***** DATA ROWS *****

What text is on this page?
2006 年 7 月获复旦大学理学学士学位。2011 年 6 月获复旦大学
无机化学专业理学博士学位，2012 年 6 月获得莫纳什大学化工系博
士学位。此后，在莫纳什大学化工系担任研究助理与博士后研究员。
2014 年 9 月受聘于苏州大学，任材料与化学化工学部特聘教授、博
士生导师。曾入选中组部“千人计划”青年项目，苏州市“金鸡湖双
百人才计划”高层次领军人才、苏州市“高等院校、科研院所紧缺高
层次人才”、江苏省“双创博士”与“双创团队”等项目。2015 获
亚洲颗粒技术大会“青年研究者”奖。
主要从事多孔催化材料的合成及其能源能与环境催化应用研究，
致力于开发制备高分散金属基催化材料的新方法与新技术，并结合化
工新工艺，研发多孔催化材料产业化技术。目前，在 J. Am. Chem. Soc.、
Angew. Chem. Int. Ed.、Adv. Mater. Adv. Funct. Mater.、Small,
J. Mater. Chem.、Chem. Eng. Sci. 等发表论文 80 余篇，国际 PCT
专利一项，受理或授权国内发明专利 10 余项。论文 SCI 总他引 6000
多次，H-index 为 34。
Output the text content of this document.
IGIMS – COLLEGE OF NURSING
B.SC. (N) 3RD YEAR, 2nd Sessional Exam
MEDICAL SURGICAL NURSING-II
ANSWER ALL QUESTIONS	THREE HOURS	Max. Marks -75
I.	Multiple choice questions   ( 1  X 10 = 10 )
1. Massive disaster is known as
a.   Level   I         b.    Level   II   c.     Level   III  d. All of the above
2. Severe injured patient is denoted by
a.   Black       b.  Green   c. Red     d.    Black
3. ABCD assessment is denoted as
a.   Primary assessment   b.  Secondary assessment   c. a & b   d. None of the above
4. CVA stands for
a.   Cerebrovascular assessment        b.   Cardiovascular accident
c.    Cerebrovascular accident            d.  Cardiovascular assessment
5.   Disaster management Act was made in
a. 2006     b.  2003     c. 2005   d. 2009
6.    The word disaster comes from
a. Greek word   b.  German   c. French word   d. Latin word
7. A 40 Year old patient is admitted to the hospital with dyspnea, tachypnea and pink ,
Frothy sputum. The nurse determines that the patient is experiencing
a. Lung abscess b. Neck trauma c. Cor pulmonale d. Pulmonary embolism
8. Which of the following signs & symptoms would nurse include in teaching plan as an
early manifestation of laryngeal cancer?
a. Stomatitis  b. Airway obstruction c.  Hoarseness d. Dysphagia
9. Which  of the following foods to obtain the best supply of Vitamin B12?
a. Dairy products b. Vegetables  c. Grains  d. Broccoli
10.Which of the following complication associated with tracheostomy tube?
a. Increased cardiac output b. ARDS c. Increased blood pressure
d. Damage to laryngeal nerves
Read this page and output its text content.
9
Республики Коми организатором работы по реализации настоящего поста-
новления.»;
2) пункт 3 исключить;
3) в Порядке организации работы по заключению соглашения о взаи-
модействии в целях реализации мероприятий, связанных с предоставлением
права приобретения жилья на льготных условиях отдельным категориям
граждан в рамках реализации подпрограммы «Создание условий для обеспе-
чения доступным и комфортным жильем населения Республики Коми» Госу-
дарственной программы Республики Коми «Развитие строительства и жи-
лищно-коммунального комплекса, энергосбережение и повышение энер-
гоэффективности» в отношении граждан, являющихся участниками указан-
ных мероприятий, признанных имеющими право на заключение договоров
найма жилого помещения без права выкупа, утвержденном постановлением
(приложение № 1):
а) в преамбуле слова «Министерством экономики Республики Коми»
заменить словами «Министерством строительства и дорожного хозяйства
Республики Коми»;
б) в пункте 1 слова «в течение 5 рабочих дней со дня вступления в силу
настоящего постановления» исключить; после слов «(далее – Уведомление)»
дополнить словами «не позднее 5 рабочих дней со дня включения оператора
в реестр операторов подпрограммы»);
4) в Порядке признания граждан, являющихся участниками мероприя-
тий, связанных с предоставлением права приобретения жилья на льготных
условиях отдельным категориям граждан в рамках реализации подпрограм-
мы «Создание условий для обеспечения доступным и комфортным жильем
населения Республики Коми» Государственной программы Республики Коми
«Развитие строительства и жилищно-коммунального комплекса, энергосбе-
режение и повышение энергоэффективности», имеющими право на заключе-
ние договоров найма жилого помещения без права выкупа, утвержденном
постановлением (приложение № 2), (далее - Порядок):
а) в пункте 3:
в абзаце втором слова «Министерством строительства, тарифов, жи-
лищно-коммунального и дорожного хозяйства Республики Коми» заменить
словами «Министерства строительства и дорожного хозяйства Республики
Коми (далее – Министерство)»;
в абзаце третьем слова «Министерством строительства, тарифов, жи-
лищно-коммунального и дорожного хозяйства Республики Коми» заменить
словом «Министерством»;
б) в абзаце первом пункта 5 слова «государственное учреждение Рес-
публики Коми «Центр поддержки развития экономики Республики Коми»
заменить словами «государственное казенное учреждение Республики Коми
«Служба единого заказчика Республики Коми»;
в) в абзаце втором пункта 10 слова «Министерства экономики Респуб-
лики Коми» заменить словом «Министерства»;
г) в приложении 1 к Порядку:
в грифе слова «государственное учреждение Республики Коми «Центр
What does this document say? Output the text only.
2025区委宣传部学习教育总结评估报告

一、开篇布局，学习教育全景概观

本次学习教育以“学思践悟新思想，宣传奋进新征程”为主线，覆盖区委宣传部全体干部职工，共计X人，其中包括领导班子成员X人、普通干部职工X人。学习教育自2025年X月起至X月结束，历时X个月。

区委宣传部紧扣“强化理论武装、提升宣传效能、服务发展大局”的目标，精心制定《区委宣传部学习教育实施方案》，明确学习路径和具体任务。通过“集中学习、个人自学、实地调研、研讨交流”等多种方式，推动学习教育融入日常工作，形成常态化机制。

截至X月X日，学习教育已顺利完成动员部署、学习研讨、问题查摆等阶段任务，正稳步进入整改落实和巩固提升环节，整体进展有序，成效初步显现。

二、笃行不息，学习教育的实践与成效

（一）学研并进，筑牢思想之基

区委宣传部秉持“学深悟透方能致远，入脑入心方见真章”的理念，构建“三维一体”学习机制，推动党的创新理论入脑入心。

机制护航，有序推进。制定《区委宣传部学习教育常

*****

SET EXERCISE – Copy in full each line that holds the word "участниками".

SOLUTION TO THE PROBLEM –
гоэффективности» в отношении граждан, являющихся участниками указан-
4) в Порядке признания граждан, являющихся участниками мероприя-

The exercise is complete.